DATA PROVIDED:
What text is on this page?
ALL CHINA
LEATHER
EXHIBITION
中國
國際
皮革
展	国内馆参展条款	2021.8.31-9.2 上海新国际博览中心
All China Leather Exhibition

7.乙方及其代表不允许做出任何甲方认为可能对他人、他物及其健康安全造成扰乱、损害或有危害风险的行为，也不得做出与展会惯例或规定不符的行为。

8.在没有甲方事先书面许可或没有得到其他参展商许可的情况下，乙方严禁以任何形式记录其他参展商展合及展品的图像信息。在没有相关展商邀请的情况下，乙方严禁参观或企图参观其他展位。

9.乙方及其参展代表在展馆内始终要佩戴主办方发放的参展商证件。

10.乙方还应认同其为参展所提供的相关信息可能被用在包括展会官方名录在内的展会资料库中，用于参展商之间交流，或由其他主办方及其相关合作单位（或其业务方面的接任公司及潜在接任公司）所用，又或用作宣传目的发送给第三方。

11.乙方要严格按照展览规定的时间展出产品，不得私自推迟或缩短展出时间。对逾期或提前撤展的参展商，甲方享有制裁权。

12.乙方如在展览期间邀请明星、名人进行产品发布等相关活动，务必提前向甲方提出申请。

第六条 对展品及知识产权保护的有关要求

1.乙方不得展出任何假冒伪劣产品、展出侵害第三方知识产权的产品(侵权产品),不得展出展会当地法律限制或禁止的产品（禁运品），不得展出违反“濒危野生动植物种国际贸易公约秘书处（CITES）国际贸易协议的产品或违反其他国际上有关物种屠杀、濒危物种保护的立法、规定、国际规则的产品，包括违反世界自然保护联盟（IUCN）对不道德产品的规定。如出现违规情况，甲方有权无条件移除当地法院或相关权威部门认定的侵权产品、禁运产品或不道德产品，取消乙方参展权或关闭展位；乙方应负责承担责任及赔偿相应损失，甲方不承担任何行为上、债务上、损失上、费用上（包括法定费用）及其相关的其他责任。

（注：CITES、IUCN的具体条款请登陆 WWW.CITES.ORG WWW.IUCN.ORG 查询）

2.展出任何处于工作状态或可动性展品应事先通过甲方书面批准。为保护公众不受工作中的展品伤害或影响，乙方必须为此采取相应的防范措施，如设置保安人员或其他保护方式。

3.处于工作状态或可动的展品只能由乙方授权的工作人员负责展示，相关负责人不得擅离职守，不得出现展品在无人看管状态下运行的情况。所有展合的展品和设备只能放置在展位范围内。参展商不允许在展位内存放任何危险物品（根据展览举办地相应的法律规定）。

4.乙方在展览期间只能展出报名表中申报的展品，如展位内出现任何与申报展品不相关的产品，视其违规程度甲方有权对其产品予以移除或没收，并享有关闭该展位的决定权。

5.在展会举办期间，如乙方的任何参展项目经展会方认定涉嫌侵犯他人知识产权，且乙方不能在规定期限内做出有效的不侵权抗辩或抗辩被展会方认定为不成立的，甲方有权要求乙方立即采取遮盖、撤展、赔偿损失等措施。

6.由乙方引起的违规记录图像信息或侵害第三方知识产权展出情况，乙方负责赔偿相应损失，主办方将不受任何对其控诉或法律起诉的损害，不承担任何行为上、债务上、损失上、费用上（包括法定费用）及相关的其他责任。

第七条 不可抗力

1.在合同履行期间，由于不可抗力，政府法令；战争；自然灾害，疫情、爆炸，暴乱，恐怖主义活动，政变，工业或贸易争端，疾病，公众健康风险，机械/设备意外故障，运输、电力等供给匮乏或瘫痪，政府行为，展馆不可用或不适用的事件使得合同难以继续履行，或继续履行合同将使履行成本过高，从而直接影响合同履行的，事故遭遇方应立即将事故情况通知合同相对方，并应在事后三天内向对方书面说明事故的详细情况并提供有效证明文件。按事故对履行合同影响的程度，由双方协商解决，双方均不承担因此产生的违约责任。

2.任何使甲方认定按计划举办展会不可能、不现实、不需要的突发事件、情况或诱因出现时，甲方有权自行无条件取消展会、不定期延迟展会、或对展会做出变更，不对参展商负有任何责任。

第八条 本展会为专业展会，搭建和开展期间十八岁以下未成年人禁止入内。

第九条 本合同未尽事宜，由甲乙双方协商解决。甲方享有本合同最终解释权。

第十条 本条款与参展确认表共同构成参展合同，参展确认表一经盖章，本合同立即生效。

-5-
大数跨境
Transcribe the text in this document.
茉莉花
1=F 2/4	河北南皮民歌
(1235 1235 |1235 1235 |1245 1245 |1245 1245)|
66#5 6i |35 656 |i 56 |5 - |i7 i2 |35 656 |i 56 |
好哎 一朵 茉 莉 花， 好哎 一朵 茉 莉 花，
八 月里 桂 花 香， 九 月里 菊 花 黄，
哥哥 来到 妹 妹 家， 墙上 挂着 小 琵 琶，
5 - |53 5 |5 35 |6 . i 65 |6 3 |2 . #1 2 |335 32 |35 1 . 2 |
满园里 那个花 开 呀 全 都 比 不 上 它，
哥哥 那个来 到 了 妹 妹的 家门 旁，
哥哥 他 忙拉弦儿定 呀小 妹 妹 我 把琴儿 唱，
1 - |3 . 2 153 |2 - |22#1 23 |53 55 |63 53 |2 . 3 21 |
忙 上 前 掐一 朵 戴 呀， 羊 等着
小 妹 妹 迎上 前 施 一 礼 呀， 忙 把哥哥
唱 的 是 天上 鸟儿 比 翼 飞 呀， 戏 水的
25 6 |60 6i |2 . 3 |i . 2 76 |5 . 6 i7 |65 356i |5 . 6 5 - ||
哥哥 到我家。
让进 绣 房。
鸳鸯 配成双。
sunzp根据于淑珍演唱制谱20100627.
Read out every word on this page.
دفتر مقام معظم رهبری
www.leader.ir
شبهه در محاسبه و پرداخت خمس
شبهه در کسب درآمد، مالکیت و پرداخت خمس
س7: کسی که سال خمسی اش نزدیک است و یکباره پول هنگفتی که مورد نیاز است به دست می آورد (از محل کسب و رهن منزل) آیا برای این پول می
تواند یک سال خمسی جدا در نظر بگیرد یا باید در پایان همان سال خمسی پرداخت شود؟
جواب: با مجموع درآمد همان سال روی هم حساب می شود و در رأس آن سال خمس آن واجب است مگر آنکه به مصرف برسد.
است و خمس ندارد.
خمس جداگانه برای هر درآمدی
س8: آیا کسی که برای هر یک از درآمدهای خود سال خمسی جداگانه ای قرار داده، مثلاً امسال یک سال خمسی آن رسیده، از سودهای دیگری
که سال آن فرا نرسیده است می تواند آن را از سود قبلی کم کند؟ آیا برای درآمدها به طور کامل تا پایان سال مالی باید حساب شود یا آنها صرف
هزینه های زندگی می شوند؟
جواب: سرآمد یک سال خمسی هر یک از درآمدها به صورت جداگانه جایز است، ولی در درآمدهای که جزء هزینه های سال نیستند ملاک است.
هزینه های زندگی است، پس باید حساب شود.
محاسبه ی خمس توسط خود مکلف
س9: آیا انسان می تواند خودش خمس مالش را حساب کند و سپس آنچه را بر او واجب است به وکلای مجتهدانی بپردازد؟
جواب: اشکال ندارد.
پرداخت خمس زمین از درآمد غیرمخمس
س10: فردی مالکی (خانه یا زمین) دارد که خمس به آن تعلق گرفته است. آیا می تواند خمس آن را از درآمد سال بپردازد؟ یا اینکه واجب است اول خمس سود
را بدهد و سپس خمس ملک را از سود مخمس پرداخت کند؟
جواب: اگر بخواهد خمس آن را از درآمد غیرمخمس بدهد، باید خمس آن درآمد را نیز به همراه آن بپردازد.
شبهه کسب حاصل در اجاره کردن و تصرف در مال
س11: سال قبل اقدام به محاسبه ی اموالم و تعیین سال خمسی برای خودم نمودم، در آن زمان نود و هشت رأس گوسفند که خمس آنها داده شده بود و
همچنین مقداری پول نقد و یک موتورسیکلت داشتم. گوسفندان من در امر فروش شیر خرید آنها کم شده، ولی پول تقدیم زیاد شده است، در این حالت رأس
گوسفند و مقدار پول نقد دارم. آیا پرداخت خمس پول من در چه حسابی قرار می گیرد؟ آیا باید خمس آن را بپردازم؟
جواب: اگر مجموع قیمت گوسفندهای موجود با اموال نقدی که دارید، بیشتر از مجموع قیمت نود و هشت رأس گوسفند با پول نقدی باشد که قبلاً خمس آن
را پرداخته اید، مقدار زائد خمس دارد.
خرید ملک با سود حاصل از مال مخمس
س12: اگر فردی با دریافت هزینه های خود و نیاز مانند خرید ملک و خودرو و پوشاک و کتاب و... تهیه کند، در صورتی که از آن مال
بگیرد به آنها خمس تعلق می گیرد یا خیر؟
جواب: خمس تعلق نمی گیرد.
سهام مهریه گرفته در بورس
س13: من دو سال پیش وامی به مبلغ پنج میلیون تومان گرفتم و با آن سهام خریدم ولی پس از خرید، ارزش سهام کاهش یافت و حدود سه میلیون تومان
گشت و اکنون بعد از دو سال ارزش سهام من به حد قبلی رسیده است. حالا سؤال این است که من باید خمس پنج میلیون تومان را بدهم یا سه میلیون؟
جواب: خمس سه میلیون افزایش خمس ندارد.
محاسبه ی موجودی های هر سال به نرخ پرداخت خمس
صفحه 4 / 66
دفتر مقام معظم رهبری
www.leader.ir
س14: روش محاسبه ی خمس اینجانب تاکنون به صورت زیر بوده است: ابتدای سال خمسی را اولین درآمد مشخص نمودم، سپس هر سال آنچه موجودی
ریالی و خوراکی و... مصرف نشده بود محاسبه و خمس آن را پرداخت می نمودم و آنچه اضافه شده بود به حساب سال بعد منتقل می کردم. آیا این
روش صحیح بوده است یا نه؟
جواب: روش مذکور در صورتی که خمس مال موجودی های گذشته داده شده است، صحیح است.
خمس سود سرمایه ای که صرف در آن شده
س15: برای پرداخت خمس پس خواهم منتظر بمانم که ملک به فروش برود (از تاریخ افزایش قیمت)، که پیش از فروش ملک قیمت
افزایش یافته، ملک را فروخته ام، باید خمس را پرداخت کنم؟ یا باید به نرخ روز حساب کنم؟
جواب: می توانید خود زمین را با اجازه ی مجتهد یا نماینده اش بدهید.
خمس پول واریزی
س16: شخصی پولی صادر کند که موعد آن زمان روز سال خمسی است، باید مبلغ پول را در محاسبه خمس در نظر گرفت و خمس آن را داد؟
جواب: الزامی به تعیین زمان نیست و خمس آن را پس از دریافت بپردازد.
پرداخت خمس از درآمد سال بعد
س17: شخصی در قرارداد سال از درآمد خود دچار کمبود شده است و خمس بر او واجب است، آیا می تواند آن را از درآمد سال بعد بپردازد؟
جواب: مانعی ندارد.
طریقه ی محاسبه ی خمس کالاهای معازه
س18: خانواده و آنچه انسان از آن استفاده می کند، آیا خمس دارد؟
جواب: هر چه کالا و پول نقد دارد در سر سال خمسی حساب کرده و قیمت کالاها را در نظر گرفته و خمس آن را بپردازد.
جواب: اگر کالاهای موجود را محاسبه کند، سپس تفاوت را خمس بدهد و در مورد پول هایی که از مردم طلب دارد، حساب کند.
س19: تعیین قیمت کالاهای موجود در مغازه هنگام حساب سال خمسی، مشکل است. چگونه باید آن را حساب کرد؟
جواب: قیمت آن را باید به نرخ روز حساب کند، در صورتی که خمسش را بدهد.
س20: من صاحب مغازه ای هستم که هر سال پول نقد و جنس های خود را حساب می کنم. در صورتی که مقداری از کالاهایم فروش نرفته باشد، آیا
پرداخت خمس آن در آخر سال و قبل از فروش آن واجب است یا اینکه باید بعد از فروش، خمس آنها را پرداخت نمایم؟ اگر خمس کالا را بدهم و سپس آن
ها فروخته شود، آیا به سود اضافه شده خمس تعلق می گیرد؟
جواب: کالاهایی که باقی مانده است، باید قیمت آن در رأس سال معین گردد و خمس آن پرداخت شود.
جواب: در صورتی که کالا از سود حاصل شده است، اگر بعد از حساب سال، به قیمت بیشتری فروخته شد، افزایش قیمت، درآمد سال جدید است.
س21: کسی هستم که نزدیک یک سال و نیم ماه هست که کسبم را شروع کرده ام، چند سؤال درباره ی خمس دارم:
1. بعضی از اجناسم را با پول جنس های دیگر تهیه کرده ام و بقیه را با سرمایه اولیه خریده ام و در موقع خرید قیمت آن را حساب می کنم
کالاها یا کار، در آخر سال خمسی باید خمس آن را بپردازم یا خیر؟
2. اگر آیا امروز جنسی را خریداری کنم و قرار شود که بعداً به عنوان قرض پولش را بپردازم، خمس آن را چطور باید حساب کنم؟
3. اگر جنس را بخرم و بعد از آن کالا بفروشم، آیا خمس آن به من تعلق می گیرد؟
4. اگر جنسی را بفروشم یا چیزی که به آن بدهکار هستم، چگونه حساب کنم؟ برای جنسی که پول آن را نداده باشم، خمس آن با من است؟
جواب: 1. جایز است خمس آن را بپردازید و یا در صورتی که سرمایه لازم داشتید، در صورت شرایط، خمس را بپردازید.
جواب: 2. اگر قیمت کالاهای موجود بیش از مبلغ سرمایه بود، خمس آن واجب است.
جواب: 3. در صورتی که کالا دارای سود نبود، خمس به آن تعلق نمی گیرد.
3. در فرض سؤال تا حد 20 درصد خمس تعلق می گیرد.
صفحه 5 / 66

PROBLEM DESCRIPTION:
List all lines holding the string "مبلغ".

THE ANSWER:
س13: من دو سال پیش وامی به مبلغ پنج میلیون تومان گرفتم و با آن سهام خریدم ولی پس از خرید، ارزش سهام کاهش یافت و حدود سه میلیون تومان
س16: شخصی پولی صادر کند که موعد آن زمان روز سال خمسی است، باید مبلغ پول را در محاسبه خمس در نظر گرفت و خمس آن را داد؟
جواب: 2. اگر قیمت کالاهای موجود بیش از مبلغ سرمایه بود، خمس آن واجب است.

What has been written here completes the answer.